# Data items

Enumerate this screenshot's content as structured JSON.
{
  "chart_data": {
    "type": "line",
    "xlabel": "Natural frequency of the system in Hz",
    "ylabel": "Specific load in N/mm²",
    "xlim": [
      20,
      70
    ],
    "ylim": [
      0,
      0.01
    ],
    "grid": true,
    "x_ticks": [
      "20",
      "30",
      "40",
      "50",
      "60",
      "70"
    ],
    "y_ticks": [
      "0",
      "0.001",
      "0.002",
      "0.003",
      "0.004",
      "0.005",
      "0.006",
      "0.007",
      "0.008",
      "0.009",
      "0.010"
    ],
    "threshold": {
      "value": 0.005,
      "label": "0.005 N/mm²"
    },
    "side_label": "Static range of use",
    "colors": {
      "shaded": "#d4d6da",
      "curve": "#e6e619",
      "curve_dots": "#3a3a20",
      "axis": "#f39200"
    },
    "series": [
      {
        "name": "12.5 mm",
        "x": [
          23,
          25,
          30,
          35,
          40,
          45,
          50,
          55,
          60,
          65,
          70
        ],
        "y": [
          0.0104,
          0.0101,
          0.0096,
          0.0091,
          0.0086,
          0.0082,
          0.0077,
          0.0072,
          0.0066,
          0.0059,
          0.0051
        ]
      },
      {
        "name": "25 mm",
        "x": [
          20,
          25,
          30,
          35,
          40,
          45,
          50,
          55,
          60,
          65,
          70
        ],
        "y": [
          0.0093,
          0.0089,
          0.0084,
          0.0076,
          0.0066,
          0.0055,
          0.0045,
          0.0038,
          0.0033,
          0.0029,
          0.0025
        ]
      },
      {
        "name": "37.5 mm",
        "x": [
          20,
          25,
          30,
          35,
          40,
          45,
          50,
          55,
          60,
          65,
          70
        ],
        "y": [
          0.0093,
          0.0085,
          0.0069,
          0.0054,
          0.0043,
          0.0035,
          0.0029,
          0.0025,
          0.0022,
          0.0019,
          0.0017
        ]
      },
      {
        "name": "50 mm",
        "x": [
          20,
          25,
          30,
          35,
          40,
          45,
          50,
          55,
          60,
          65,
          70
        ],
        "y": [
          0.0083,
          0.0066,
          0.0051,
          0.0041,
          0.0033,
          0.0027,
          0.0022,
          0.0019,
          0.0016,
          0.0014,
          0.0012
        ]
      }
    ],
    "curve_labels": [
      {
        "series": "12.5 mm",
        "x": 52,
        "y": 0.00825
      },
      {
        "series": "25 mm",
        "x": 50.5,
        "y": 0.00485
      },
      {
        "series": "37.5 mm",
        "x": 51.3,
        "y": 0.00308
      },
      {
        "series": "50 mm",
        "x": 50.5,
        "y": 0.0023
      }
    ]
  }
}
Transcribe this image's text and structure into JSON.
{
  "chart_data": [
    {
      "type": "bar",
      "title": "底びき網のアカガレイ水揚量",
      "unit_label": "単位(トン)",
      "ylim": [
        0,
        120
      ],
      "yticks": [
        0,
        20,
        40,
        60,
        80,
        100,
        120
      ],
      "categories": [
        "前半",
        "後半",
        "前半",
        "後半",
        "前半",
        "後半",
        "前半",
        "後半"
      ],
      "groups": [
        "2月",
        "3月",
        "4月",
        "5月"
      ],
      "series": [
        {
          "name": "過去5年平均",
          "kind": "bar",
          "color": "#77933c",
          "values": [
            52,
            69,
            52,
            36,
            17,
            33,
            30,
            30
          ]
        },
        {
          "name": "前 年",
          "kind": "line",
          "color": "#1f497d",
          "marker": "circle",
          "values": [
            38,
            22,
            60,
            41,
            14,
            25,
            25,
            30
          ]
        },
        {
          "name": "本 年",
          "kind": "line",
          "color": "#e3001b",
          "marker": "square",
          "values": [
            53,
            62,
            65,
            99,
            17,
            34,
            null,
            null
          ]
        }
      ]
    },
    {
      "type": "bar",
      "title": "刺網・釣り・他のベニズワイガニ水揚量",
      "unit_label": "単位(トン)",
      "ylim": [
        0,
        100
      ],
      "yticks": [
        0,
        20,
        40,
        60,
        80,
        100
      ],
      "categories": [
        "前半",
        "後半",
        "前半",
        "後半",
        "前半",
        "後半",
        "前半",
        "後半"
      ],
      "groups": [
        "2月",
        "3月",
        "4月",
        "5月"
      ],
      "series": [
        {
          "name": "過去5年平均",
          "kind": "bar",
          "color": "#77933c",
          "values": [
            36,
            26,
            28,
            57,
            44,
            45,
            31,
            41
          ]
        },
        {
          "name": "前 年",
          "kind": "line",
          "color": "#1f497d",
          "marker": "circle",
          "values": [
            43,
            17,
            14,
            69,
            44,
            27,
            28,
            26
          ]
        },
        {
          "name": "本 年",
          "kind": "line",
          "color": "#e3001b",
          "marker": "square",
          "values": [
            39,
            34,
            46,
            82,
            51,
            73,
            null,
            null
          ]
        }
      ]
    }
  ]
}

# What the task asks
Write out every entry exactly as given.

# Answer in full
Enumerate this screenshot's content as structured JSON.
{
  "chart_data": {
    "type": "line",
    "xlabel": "Natural frequency of the system in Hz",
    "ylabel": "Specific load in N/mm²",
    "xlim": [
      20,
      70
    ],
    "ylim": [
      0,
      0.01
    ],
    "grid": true,
    "x_ticks": [
      "20",
      "30",
      "40",
      "50",
      "60",
      "70"
    ],
    "y_ticks": [
      "0",
      "0.001",
      "0.002",
      "0.003",
      "0.004",
      "0.005",
      "0.006",
      "0.007",
      "0.008",
      "0.009",
      "0.010"
    ],
    "threshold": {
      "value": 0.005,
      "label": "0.005 N/mm²"
    },
    "side_label": "Static range of use",
    "colors": {
      "shaded": "#d4d6da",
      "curve": "#e6e619",
      "curve_dots": "#3a3a20",
      "axis": "#f39200"
    },
    "series": [
      {
        "name": "12.5 mm",
        "x": [
          23,
          25,
          30,
          35,
          40,
          45,
          50,
          55,
          60,
          65,
          70
        ],
        "y": [
          0.0104,
          0.0101,
          0.0096,
          0.0091,
          0.0086,
          0.0082,
          0.0077,
          0.0072,
          0.0066,
          0.0059,
          0.0051
        ]
      },
      {
        "name": "25 mm",
        "x": [
          20,
          25,
          30,
          35,
          40,
          45,
          50,
          55,
          60,
          65,
          70
        ],
        "y": [
          0.0093,
          0.0089,
          0.0084,
          0.0076,
          0.0066,
          0.0055,
          0.0045,
          0.0038,
          0.0033,
          0.0029,
          0.0025
        ]
      },
      {
        "name": "37.5 mm",
        "x": [
          20,
          25,
          30,
          35,
          40,
          45,
          50,
          55,
          60,
          65,
          70
        ],
        "y": [
          0.0093,
          0.0085,
          0.0069,
          0.0054,
          0.0043,
          0.0035,
          0.0029,
          0.0025,
          0.0022,
          0.0019,
          0.0017
        ]
      },
      {
        "name": "50 mm",
        "x": [
          20,
          25,
          30,
          35,
          40,
          45,
          50,
          55,
          60,
          65,
          70
        ],
        "y": [
          0.0083,
          0.0066,
          0.0051,
          0.0041,
          0.0033,
          0.0027,
          0.0022,
          0.0019,
          0.0016,
          0.0014,
          0.0012
        ]
      }
    ],
    "curve_labels": [
      {
        "series": "12.5 mm",
        "x": 52,
        "y": 0.00825
      },
      {
        "series": "25 mm",
        "x": 50.5,
        "y": 0.00485
      },
      {
        "series": "37.5 mm",
        "x": 51.3,
        "y": 0.00308
      },
      {
        "series": "50 mm",
        "x": 50.5,
        "y": 0.0023
      }
    ]
  }
}
Transcribe this image's text and structure into JSON.
{
  "chart_data": [
    {
      "type": "bar",
      "title": "底びき網のアカガレイ水揚量",
      "unit_label": "単位(トン)",
      "ylim": [
        0,
        120
      ],
      "yticks": [
        0,
        20,
        40,
        60,
        80,
        100,
        120
      ],
      "categories": [
        "前半",
        "後半",
        "前半",
        "後半",
        "前半",
        "後半",
        "前半",
        "後半"
      ],
      "groups": [
        "2月",
        "3月",
        "4月",
        "5月"
      ],
      "series": [
        {
          "name": "過去5年平均",
          "kind": "bar",
          "color": "#77933c",
          "values": [
            52,
            69,
            52,
            36,
            17,
            33,
            30,
            30
          ]
        },
        {
          "name": "前 年",
          "kind": "line",
          "color": "#1f497d",
          "marker": "circle",
          "values": [
            38,
            22,
            60,
            41,
            14,
            25,
            25,
            30
          ]
        },
        {
          "name": "本 年",
          "kind": "line",
          "color": "#e3001b",
          "marker": "square",
          "values": [
            53,
            62,
            65,
            99,
            17,
            34,
            null,
            null
          ]
        }
      ]
    },
    {
      "type": "bar",
      "title": "刺網・釣り・他のベニズワイガニ水揚量",
      "unit_label": "単位(トン)",
      "ylim": [
        0,
        100
      ],
      "yticks": [
        0,
        20,
        40,
        60,
        80,
        100
      ],
      "categories": [
        "前半",
        "後半",
        "前半",
        "後半",
        "前半",
        "後半",
        "前半",
        "後半"
      ],
      "groups": [
        "2月",
        "3月",
        "4月",
        "5月"
      ],
      "series": [
        {
          "name": "過去5年平均",
          "kind": "bar",
          "color": "#77933c",
          "values": [
            36,
            26,
            28,
            57,
            44,
            45,
            31,
            41
          ]
        },
        {
          "name": "前 年",
          "kind": "line",
          "color": "#1f497d",
          "marker": "circle",
          "values": [
            43,
            17,
            14,
            69,
            44,
            27,
            28,
            26
          ]
        },
        {
          "name": "本 年",
          "kind": "line",
          "color": "#e3001b",
          "marker": "square",
          "values": [
            39,
            34,
            46,
            82,
            51,
            73,
            null,
            null
          ]
        }
      ]
    }
  ]
}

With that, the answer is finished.